§ Rows from a figure dataset
************

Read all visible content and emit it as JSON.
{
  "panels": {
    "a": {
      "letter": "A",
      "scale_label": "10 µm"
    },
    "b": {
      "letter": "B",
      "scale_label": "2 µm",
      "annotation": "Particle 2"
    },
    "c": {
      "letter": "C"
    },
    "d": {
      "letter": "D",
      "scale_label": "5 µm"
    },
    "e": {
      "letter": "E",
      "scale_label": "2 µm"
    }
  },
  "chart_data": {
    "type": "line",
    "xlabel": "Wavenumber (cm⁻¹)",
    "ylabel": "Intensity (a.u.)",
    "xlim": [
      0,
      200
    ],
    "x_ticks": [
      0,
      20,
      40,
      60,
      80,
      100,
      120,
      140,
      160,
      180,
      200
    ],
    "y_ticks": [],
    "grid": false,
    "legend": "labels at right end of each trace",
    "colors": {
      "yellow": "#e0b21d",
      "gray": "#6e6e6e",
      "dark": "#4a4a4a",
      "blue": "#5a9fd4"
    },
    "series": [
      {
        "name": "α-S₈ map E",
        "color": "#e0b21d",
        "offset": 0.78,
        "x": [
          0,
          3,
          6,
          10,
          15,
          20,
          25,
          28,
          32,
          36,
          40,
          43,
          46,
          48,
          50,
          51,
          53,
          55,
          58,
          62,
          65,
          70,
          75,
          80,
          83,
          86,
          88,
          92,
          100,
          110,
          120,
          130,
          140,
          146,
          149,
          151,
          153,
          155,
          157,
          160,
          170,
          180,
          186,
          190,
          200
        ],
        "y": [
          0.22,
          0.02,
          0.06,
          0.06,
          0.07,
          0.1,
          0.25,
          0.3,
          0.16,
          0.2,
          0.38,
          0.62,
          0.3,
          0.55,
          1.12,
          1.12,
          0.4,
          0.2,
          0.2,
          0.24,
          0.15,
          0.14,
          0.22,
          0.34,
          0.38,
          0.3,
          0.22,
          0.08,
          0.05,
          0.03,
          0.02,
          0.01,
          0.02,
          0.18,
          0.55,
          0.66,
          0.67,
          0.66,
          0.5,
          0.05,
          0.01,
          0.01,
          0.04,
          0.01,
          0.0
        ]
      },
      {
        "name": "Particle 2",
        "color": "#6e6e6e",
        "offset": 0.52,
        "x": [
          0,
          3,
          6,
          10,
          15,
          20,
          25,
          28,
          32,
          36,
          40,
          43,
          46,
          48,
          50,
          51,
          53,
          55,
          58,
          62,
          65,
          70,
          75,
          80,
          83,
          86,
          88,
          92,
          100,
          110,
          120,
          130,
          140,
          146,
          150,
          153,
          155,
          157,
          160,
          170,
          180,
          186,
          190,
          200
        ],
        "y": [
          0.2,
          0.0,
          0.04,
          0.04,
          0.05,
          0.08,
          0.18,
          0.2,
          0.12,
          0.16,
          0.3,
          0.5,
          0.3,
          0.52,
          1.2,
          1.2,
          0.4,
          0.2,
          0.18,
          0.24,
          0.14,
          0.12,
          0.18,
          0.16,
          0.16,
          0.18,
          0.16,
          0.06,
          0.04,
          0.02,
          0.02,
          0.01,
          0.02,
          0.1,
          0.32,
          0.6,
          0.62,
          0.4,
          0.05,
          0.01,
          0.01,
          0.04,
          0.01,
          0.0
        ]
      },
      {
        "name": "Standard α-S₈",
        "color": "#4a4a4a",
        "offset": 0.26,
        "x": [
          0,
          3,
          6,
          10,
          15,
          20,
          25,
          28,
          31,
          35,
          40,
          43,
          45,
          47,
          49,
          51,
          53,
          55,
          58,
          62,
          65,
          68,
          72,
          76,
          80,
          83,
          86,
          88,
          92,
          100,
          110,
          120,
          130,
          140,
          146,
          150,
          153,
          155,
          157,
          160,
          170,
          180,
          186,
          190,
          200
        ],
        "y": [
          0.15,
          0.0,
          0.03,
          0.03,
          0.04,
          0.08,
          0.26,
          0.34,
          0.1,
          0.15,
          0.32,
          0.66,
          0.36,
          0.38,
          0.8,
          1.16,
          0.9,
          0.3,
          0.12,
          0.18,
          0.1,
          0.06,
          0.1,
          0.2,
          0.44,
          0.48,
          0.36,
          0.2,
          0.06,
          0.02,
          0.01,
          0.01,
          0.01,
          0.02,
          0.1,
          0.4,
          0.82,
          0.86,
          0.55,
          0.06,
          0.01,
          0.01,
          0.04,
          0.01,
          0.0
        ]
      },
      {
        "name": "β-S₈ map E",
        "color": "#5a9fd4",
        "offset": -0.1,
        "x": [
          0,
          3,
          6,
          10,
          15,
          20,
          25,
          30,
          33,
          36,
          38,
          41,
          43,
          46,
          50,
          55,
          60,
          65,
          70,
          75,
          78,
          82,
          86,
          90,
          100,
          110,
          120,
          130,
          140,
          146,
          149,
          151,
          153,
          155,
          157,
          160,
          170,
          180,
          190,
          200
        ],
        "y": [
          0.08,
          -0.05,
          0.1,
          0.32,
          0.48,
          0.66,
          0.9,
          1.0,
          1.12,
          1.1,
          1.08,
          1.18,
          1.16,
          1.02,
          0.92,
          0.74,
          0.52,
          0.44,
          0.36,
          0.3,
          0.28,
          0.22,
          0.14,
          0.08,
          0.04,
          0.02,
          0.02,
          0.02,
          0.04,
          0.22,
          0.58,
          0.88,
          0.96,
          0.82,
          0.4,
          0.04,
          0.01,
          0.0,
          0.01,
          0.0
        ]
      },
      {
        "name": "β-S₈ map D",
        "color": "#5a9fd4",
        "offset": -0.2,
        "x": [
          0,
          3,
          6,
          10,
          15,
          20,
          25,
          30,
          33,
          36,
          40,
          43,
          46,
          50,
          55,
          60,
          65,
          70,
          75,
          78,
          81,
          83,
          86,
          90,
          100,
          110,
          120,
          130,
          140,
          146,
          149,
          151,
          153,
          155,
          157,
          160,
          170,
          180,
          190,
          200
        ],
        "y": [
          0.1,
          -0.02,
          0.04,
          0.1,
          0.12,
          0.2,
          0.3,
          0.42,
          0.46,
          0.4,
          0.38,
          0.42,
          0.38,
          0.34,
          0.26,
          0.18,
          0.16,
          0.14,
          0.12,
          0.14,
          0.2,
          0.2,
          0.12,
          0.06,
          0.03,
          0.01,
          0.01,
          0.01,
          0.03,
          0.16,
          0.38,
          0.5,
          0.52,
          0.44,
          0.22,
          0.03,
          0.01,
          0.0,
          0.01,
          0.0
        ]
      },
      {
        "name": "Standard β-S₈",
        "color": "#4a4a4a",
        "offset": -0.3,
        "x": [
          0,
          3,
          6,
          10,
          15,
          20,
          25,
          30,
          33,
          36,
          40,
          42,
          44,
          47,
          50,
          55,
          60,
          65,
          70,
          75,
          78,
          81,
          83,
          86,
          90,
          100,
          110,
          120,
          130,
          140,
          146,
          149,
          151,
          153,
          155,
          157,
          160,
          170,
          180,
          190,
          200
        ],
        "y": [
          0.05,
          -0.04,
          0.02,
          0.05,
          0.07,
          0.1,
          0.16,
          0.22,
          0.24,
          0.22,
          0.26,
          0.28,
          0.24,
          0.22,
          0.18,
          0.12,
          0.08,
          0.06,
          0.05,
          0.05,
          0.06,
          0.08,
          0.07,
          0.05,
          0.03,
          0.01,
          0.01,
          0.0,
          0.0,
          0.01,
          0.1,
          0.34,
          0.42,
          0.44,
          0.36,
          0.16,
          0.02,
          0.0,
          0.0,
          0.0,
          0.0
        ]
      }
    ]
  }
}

************

§ WHAT NEEDS TO BE DONE
Find the word "offset" in the material, then list each line that holds it.

§ THE REPLY
        "offset": 0.78,
        "offset": 0.52,
        "offset": 0.26,
        "offset": -0.1,
        "offset": -0.2,
        "offset": -0.3,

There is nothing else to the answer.